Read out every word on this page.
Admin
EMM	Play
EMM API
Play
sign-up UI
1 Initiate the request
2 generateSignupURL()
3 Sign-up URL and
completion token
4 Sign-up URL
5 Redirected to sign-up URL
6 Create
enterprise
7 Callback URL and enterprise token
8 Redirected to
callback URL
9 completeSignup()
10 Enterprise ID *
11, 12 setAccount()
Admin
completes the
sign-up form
-------
STATED EXERCISE —
Copy out every line of the data above, exactly as given.

SOLUTION FOR THIS TASK —
Read out every word on this page.
Admin
EMM	Play
EMM API
Play
sign-up UI
1 Initiate the request
2 generateSignupURL()
3 Sign-up URL and
completion token
4 Sign-up URL
5 Redirected to sign-up URL
6 Create
enterprise
7 Callback URL and enterprise token
8 Redirected to
callback URL
9 completeSignup()
10 Enterprise ID *
11, 12 setAccount()
Admin
completes the
sign-up form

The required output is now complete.